## Stated goal
Copy every record below, exactly as written.
====== Source records
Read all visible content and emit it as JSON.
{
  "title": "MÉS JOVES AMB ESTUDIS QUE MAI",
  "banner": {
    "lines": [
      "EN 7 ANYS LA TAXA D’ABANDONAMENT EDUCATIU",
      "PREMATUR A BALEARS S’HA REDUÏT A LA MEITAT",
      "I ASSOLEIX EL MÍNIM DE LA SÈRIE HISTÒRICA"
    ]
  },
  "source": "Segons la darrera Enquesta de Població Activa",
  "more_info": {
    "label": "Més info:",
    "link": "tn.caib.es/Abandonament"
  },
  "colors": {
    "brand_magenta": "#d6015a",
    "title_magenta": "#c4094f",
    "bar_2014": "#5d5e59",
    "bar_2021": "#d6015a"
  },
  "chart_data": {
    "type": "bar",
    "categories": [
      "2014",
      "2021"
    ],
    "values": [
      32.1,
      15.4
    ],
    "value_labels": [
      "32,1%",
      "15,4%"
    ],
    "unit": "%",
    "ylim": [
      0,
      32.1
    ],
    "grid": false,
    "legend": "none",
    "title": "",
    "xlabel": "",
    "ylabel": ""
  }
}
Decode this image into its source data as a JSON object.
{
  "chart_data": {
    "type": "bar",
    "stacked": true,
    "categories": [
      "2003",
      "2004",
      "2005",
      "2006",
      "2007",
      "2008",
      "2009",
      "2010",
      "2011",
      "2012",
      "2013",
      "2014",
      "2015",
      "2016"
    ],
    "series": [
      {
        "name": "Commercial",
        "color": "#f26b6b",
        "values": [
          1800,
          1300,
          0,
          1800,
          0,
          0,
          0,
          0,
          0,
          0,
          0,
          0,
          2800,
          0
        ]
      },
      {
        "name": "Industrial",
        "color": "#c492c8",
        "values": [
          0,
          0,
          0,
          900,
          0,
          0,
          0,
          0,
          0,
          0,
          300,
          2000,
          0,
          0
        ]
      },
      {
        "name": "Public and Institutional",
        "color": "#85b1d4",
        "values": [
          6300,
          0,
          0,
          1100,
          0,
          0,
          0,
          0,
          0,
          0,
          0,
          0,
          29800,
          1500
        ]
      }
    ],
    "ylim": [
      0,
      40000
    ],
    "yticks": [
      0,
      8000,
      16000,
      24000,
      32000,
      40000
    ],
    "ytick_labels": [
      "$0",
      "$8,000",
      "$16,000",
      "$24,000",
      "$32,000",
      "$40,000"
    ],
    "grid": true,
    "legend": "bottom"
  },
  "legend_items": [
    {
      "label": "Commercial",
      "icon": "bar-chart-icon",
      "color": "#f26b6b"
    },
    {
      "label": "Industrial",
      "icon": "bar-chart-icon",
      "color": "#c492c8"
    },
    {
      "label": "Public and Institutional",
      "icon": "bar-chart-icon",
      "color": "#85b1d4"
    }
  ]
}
============
## Task answer
Read all visible content and emit it as JSON.
{
  "title": "MÉS JOVES AMB ESTUDIS QUE MAI",
  "banner": {
    "lines": [
      "EN 7 ANYS LA TAXA D’ABANDONAMENT EDUCATIU",
      "PREMATUR A BALEARS S’HA REDUÏT A LA MEITAT",
      "I ASSOLEIX EL MÍNIM DE LA SÈRIE HISTÒRICA"
    ]
  },
  "source": "Segons la darrera Enquesta de Població Activa",
  "more_info": {
    "label": "Més info:",
    "link": "tn.caib.es/Abandonament"
  },
  "colors": {
    "brand_magenta": "#d6015a",
    "title_magenta": "#c4094f",
    "bar_2014": "#5d5e59",
    "bar_2021": "#d6015a"
  },
  "chart_data": {
    "type": "bar",
    "categories": [
      "2014",
      "2021"
    ],
    "values": [
      32.1,
      15.4
    ],
    "value_labels": [
      "32,1%",
      "15,4%"
    ],
    "unit": "%",
    "ylim": [
      0,
      32.1
    ],
    "grid": false,
    "legend": "none",
    "title": "",
    "xlabel": "",
    "ylabel": ""
  }
}
Decode this image into its source data as a JSON object.
{
  "chart_data": {
    "type": "bar",
    "stacked": true,
    "categories": [
      "2003",
      "2004",
      "2005",
      "2006",
      "2007",
      "2008",
      "2009",
      "2010",
      "2011",
      "2012",
      "2013",
      "2014",
      "2015",
      "2016"
    ],
    "series": [
      {
        "name": "Commercial",
        "color": "#f26b6b",
        "values": [
          1800,
          1300,
          0,
          1800,
          0,
          0,
          0,
          0,
          0,
          0,
          0,
          0,
          2800,
          0
        ]
      },
      {
        "name": "Industrial",
        "color": "#c492c8",
        "values": [
          0,
          0,
          0,
          900,
          0,
          0,
          0,
          0,
          0,
          0,
          300,
          2000,
          0,
          0
        ]
      },
      {
        "name": "Public and Institutional",
        "color": "#85b1d4",
        "values": [
          6300,
          0,
          0,
          1100,
          0,
          0,
          0,
          0,
          0,
          0,
          0,
          0,
          29800,
          1500
        ]
      }
    ],
    "ylim": [
      0,
      40000
    ],
    "yticks": [
      0,
      8000,
      16000,
      24000,
      32000,
      40000
    ],
    "ytick_labels": [
      "$0",
      "$8,000",
      "$16,000",
      "$24,000",
      "$32,000",
      "$40,000"
    ],
    "grid": true,
    "legend": "bottom"
  },
  "legend_items": [
    {
      "label": "Commercial",
      "icon": "bar-chart-icon",
      "color": "#f26b6b"
    },
    {
      "label": "Industrial",
      "icon": "bar-chart-icon",
      "color": "#c492c8"
    },
    {
      "label": "Public and Institutional",
      "icon": "bar-chart-icon",
      "color": "#85b1d4"
    }
  ]
}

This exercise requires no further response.